### Problem to work on
Without the pictures, output the records below word for word.

— Begin Material for this exercise —

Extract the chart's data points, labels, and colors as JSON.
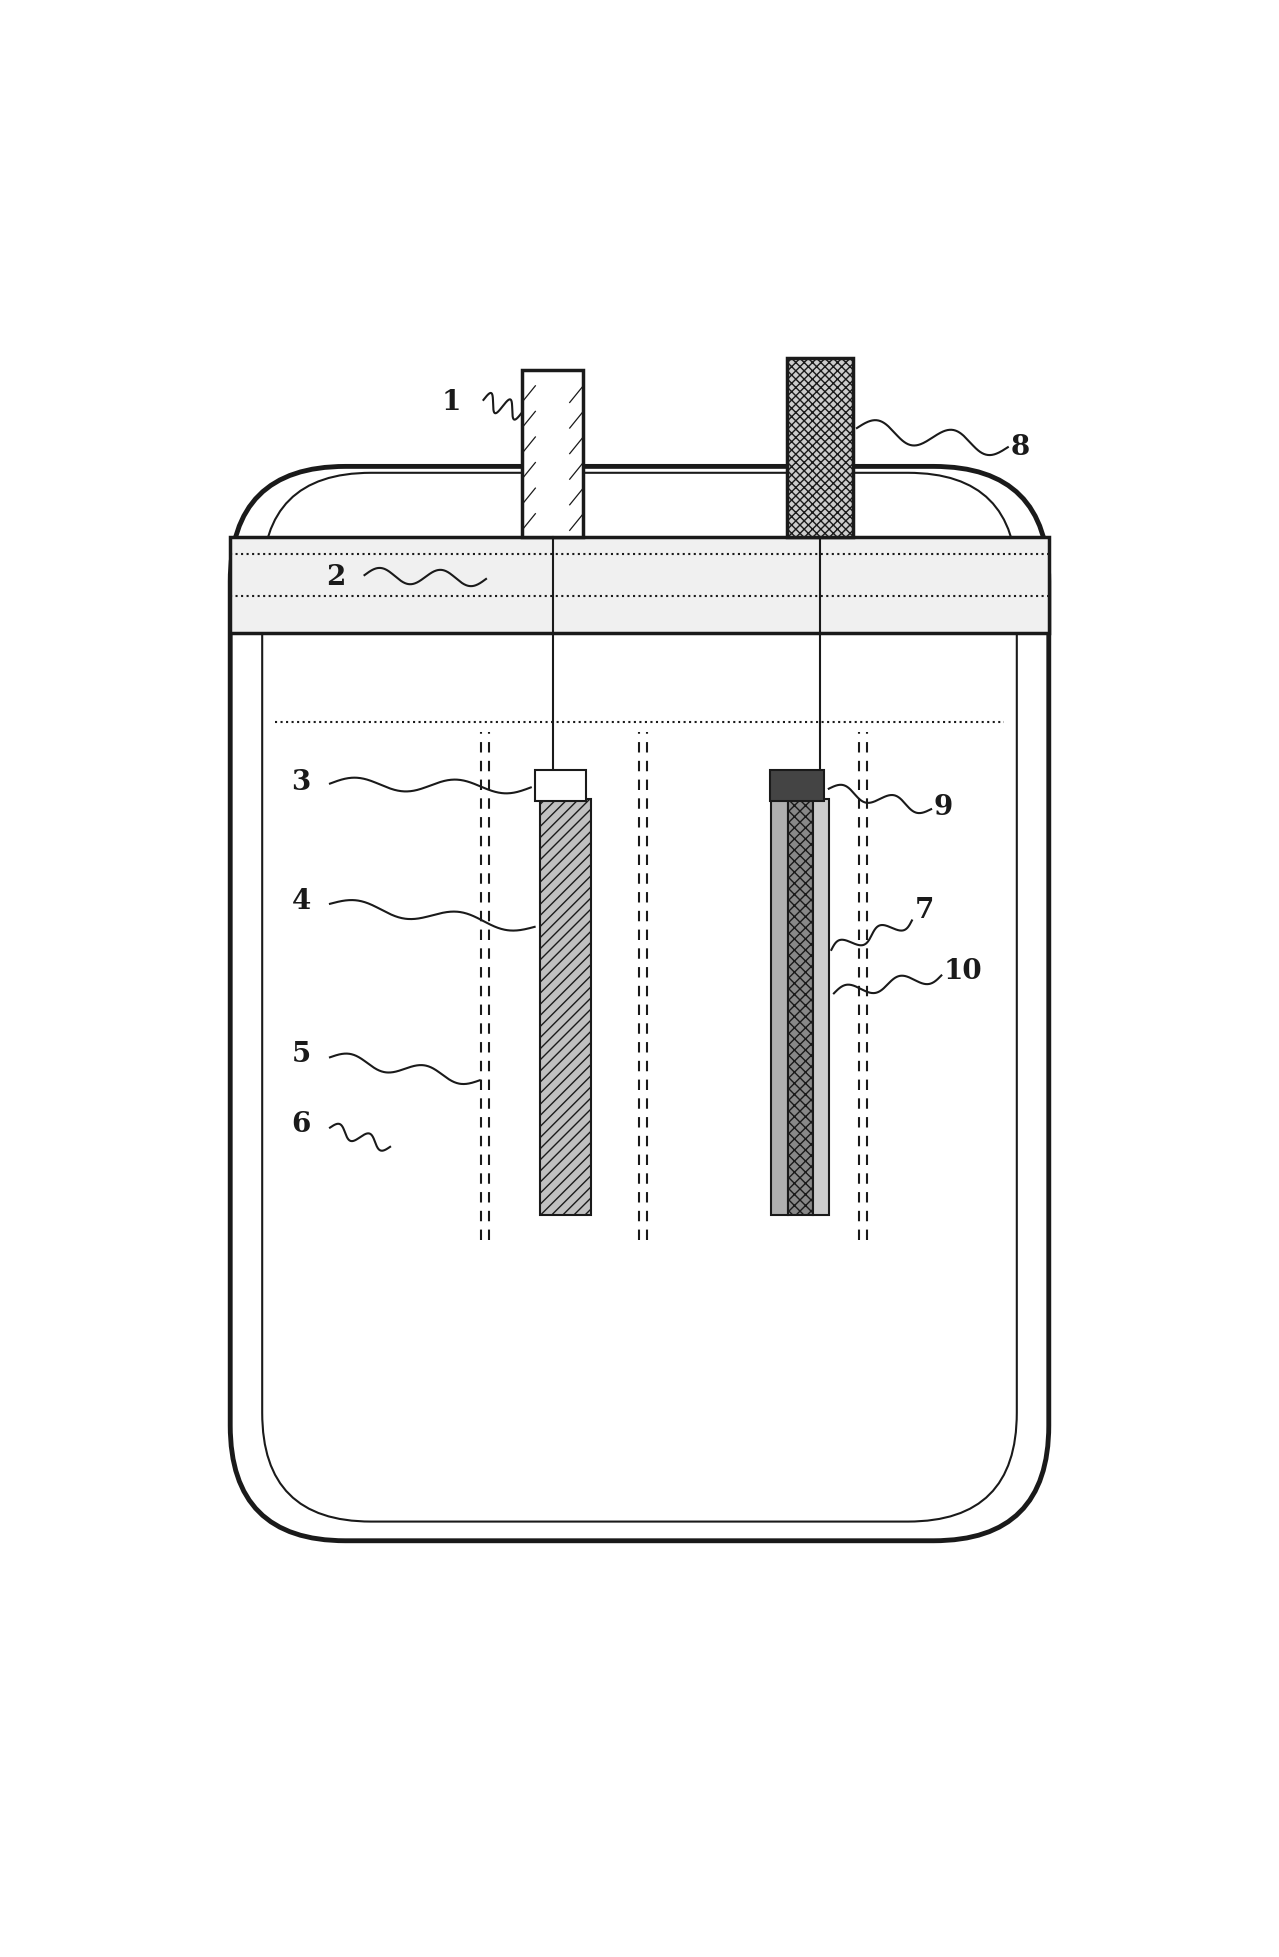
{
  "bg_color": "#ffffff",
  "line_color": "#1a1a1a",
  "lw_main": 2.5,
  "lw_thin": 1.5,
  "lw_thick": 3.5,
  "fig_width": 12.79,
  "fig_height": 19.58
}
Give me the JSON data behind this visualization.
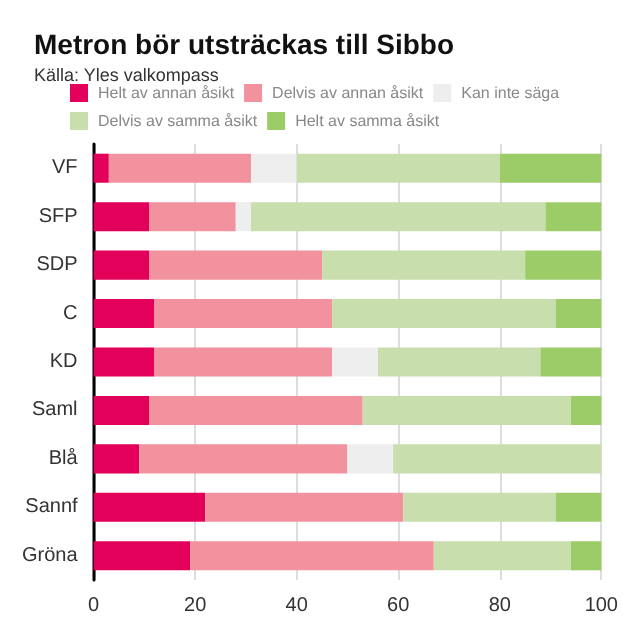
{
  "chart_data": {
    "type": "bar",
    "orientation": "horizontal",
    "stacked": true,
    "title": "Metron bör utsträckas till Sibbo",
    "subtitle": "Källa: Yles valkompass",
    "categories": [
      "VF",
      "SFP",
      "SDP",
      "C",
      "KD",
      "Saml",
      "Blå",
      "Sannf",
      "Gröna"
    ],
    "series": [
      {
        "name": "Helt av annan åsikt",
        "color": "#e2005a",
        "values": [
          3,
          11,
          11,
          12,
          12,
          11,
          9,
          22,
          19
        ]
      },
      {
        "name": "Delvis av annan åsikt",
        "color": "#f2929f",
        "values": [
          28,
          17,
          34,
          35,
          35,
          42,
          41,
          39,
          48
        ]
      },
      {
        "name": "Kan inte säga",
        "color": "#eeeeee",
        "values": [
          9,
          3,
          0,
          0,
          9,
          0,
          9,
          0,
          0
        ]
      },
      {
        "name": "Delvis av samma åsikt",
        "color": "#c8dead",
        "values": [
          40,
          58,
          40,
          44,
          32,
          41,
          41,
          30,
          27
        ]
      },
      {
        "name": "Helt av samma åsikt",
        "color": "#9ccc68",
        "values": [
          20,
          11,
          15,
          9,
          12,
          6,
          0,
          9,
          6
        ]
      }
    ],
    "xlim": [
      0,
      100
    ],
    "xticks": [
      0,
      20,
      40,
      60,
      80,
      100
    ],
    "grid": "x",
    "legend": "top left"
  }
}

— End Material for this exercise —

### Full output
Extract the chart's data points, labels, and colors as JSON.
{
  "bg_color": "#ffffff",
  "line_color": "#1a1a1a",
  "lw_main": 2.5,
  "lw_thin": 1.5,
  "lw_thick": 3.5,
  "fig_width": 12.79,
  "fig_height": 19.58
}
Give me the JSON data behind this visualization.
{
  "chart_data": {
    "type": "bar",
    "orientation": "horizontal",
    "stacked": true,
    "title": "Metron bör utsträckas till Sibbo",
    "subtitle": "Källa: Yles valkompass",
    "categories": [
      "VF",
      "SFP",
      "SDP",
      "C",
      "KD",
      "Saml",
      "Blå",
      "Sannf",
      "Gröna"
    ],
    "series": [
      {
        "name": "Helt av annan åsikt",
        "color": "#e2005a",
        "values": [
          3,
          11,
          11,
          12,
          12,
          11,
          9,
          22,
          19
        ]
      },
      {
        "name": "Delvis av annan åsikt",
        "color": "#f2929f",
        "values": [
          28,
          17,
          34,
          35,
          35,
          42,
          41,
          39,
          48
        ]
      },
      {
        "name": "Kan inte säga",
        "color": "#eeeeee",
        "values": [
          9,
          3,
          0,
          0,
          9,
          0,
          9,
          0,
          0
        ]
      },
      {
        "name": "Delvis av samma åsikt",
        "color": "#c8dead",
        "values": [
          40,
          58,
          40,
          44,
          32,
          41,
          41,
          30,
          27
        ]
      },
      {
        "name": "Helt av samma åsikt",
        "color": "#9ccc68",
        "values": [
          20,
          11,
          15,
          9,
          12,
          6,
          0,
          9,
          6
        ]
      }
    ],
    "xlim": [
      0,
      100
    ],
    "xticks": [
      0,
      20,
      40,
      60,
      80,
      100
    ],
    "grid": "x",
    "legend": "top left"
  }
}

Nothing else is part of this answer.